▶ [Given instruction]
Reproduce the entries exactly.

▶ [Raw data]
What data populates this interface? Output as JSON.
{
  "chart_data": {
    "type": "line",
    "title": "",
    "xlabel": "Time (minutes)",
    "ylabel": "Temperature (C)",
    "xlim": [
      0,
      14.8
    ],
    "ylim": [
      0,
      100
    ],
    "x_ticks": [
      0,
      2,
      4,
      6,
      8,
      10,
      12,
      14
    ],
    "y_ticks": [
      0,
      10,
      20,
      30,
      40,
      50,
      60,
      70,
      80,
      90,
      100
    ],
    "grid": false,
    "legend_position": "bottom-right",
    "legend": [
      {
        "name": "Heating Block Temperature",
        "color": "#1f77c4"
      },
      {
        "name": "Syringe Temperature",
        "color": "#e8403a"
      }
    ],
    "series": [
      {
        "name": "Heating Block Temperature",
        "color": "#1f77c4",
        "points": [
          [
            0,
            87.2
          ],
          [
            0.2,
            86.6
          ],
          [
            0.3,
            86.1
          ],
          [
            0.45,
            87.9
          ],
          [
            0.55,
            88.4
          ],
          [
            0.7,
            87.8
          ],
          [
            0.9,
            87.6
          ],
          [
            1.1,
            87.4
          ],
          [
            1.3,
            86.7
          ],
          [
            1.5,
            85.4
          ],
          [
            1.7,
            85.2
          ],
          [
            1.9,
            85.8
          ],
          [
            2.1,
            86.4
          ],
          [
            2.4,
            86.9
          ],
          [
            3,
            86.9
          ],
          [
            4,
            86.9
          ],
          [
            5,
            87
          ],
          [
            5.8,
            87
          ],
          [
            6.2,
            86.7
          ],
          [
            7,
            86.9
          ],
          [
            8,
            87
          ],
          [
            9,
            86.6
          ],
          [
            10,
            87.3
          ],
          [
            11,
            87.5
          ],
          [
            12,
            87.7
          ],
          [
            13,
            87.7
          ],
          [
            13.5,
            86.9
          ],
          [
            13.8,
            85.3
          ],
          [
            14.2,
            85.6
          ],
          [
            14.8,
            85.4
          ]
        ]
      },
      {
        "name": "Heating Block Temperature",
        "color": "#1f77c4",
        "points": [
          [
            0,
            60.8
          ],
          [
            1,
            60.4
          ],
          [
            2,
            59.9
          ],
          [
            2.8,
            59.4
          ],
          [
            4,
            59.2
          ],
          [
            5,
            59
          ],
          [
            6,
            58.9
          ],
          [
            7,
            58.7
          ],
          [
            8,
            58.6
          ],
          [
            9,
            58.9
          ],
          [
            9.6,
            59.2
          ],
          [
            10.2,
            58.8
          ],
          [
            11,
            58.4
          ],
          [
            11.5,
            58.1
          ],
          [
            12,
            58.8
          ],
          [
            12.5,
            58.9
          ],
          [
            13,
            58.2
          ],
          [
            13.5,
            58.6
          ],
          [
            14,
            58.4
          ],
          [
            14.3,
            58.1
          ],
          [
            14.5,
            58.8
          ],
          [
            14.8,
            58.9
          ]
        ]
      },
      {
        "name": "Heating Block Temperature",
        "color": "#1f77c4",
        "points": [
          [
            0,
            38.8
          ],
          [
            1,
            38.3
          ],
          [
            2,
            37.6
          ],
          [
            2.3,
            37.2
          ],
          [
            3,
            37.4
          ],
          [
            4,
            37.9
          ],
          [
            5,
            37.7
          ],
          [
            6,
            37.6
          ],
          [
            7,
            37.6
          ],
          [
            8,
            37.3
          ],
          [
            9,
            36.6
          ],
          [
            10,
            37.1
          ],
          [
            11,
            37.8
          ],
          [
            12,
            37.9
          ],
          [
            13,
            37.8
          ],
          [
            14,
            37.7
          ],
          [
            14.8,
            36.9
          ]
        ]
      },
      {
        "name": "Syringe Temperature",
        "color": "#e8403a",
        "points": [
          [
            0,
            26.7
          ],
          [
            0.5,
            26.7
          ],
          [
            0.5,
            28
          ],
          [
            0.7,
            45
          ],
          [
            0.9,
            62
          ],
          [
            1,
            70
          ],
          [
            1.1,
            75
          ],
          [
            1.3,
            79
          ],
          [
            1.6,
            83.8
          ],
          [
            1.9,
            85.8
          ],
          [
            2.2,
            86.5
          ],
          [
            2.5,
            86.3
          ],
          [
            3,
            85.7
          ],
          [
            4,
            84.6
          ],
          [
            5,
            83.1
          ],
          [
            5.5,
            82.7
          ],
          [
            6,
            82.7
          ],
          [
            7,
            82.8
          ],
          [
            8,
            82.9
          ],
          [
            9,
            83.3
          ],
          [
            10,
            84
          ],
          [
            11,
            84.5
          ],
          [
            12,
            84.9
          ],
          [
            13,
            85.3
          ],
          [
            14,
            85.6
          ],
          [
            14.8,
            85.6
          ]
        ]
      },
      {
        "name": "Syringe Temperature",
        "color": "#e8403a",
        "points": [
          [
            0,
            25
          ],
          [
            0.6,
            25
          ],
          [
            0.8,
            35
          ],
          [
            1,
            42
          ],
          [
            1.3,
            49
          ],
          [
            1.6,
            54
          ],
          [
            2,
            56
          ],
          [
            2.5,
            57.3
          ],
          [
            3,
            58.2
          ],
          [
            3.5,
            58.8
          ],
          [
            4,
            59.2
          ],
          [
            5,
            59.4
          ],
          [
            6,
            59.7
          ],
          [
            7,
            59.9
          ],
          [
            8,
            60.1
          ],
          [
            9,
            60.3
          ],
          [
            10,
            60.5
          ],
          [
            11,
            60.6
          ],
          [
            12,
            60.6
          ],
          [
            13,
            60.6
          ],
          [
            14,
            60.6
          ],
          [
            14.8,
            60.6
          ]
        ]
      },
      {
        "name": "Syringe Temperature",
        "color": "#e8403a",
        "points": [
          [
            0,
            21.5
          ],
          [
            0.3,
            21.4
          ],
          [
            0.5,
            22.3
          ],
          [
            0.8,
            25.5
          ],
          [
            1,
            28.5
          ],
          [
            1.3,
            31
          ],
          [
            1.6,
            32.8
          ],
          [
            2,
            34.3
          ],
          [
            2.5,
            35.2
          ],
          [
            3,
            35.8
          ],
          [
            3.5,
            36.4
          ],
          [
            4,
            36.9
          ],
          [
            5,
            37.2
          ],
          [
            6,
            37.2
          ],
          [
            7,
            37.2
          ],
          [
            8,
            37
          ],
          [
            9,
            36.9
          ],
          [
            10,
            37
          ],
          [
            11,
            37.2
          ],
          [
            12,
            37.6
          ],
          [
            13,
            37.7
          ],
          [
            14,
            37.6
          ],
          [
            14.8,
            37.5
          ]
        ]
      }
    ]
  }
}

▶ [Response for this exercise]
What data populates this interface? Output as JSON.
{
  "chart_data": {
    "type": "line",
    "title": "",
    "xlabel": "Time (minutes)",
    "ylabel": "Temperature (C)",
    "xlim": [
      0,
      14.8
    ],
    "ylim": [
      0,
      100
    ],
    "x_ticks": [
      0,
      2,
      4,
      6,
      8,
      10,
      12,
      14
    ],
    "y_ticks": [
      0,
      10,
      20,
      30,
      40,
      50,
      60,
      70,
      80,
      90,
      100
    ],
    "grid": false,
    "legend_position": "bottom-right",
    "legend": [
      {
        "name": "Heating Block Temperature",
        "color": "#1f77c4"
      },
      {
        "name": "Syringe Temperature",
        "color": "#e8403a"
      }
    ],
    "series": [
      {
        "name": "Heating Block Temperature",
        "color": "#1f77c4",
        "points": [
          [
            0,
            87.2
          ],
          [
            0.2,
            86.6
          ],
          [
            0.3,
            86.1
          ],
          [
            0.45,
            87.9
          ],
          [
            0.55,
            88.4
          ],
          [
            0.7,
            87.8
          ],
          [
            0.9,
            87.6
          ],
          [
            1.1,
            87.4
          ],
          [
            1.3,
            86.7
          ],
          [
            1.5,
            85.4
          ],
          [
            1.7,
            85.2
          ],
          [
            1.9,
            85.8
          ],
          [
            2.1,
            86.4
          ],
          [
            2.4,
            86.9
          ],
          [
            3,
            86.9
          ],
          [
            4,
            86.9
          ],
          [
            5,
            87
          ],
          [
            5.8,
            87
          ],
          [
            6.2,
            86.7
          ],
          [
            7,
            86.9
          ],
          [
            8,
            87
          ],
          [
            9,
            86.6
          ],
          [
            10,
            87.3
          ],
          [
            11,
            87.5
          ],
          [
            12,
            87.7
          ],
          [
            13,
            87.7
          ],
          [
            13.5,
            86.9
          ],
          [
            13.8,
            85.3
          ],
          [
            14.2,
            85.6
          ],
          [
            14.8,
            85.4
          ]
        ]
      },
      {
        "name": "Heating Block Temperature",
        "color": "#1f77c4",
        "points": [
          [
            0,
            60.8
          ],
          [
            1,
            60.4
          ],
          [
            2,
            59.9
          ],
          [
            2.8,
            59.4
          ],
          [
            4,
            59.2
          ],
          [
            5,
            59
          ],
          [
            6,
            58.9
          ],
          [
            7,
            58.7
          ],
          [
            8,
            58.6
          ],
          [
            9,
            58.9
          ],
          [
            9.6,
            59.2
          ],
          [
            10.2,
            58.8
          ],
          [
            11,
            58.4
          ],
          [
            11.5,
            58.1
          ],
          [
            12,
            58.8
          ],
          [
            12.5,
            58.9
          ],
          [
            13,
            58.2
          ],
          [
            13.5,
            58.6
          ],
          [
            14,
            58.4
          ],
          [
            14.3,
            58.1
          ],
          [
            14.5,
            58.8
          ],
          [
            14.8,
            58.9
          ]
        ]
      },
      {
        "name": "Heating Block Temperature",
        "color": "#1f77c4",
        "points": [
          [
            0,
            38.8
          ],
          [
            1,
            38.3
          ],
          [
            2,
            37.6
          ],
          [
            2.3,
            37.2
          ],
          [
            3,
            37.4
          ],
          [
            4,
            37.9
          ],
          [
            5,
            37.7
          ],
          [
            6,
            37.6
          ],
          [
            7,
            37.6
          ],
          [
            8,
            37.3
          ],
          [
            9,
            36.6
          ],
          [
            10,
            37.1
          ],
          [
            11,
            37.8
          ],
          [
            12,
            37.9
          ],
          [
            13,
            37.8
          ],
          [
            14,
            37.7
          ],
          [
            14.8,
            36.9
          ]
        ]
      },
      {
        "name": "Syringe Temperature",
        "color": "#e8403a",
        "points": [
          [
            0,
            26.7
          ],
          [
            0.5,
            26.7
          ],
          [
            0.5,
            28
          ],
          [
            0.7,
            45
          ],
          [
            0.9,
            62
          ],
          [
            1,
            70
          ],
          [
            1.1,
            75
          ],
          [
            1.3,
            79
          ],
          [
            1.6,
            83.8
          ],
          [
            1.9,
            85.8
          ],
          [
            2.2,
            86.5
          ],
          [
            2.5,
            86.3
          ],
          [
            3,
            85.7
          ],
          [
            4,
            84.6
          ],
          [
            5,
            83.1
          ],
          [
            5.5,
            82.7
          ],
          [
            6,
            82.7
          ],
          [
            7,
            82.8
          ],
          [
            8,
            82.9
          ],
          [
            9,
            83.3
          ],
          [
            10,
            84
          ],
          [
            11,
            84.5
          ],
          [
            12,
            84.9
          ],
          [
            13,
            85.3
          ],
          [
            14,
            85.6
          ],
          [
            14.8,
            85.6
          ]
        ]
      },
      {
        "name": "Syringe Temperature",
        "color": "#e8403a",
        "points": [
          [
            0,
            25
          ],
          [
            0.6,
            25
          ],
          [
            0.8,
            35
          ],
          [
            1,
            42
          ],
          [
            1.3,
            49
          ],
          [
            1.6,
            54
          ],
          [
            2,
            56
          ],
          [
            2.5,
            57.3
          ],
          [
            3,
            58.2
          ],
          [
            3.5,
            58.8
          ],
          [
            4,
            59.2
          ],
          [
            5,
            59.4
          ],
          [
            6,
            59.7
          ],
          [
            7,
            59.9
          ],
          [
            8,
            60.1
          ],
          [
            9,
            60.3
          ],
          [
            10,
            60.5
          ],
          [
            11,
            60.6
          ],
          [
            12,
            60.6
          ],
          [
            13,
            60.6
          ],
          [
            14,
            60.6
          ],
          [
            14.8,
            60.6
          ]
        ]
      },
      {
        "name": "Syringe Temperature",
        "color": "#e8403a",
        "points": [
          [
            0,
            21.5
          ],
          [
            0.3,
            21.4
          ],
          [
            0.5,
            22.3
          ],
          [
            0.8,
            25.5
          ],
          [
            1,
            28.5
          ],
          [
            1.3,
            31
          ],
          [
            1.6,
            32.8
          ],
          [
            2,
            34.3
          ],
          [
            2.5,
            35.2
          ],
          [
            3,
            35.8
          ],
          [
            3.5,
            36.4
          ],
          [
            4,
            36.9
          ],
          [
            5,
            37.2
          ],
          [
            6,
            37.2
          ],
          [
            7,
            37.2
          ],
          [
            8,
            37
          ],
          [
            9,
            36.9
          ],
          [
            10,
            37
          ],
          [
            11,
            37.2
          ],
          [
            12,
            37.6
          ],
          [
            13,
            37.7
          ],
          [
            14,
            37.6
          ],
          [
            14.8,
            37.5
          ]
        ]
      }
    ]
  }
}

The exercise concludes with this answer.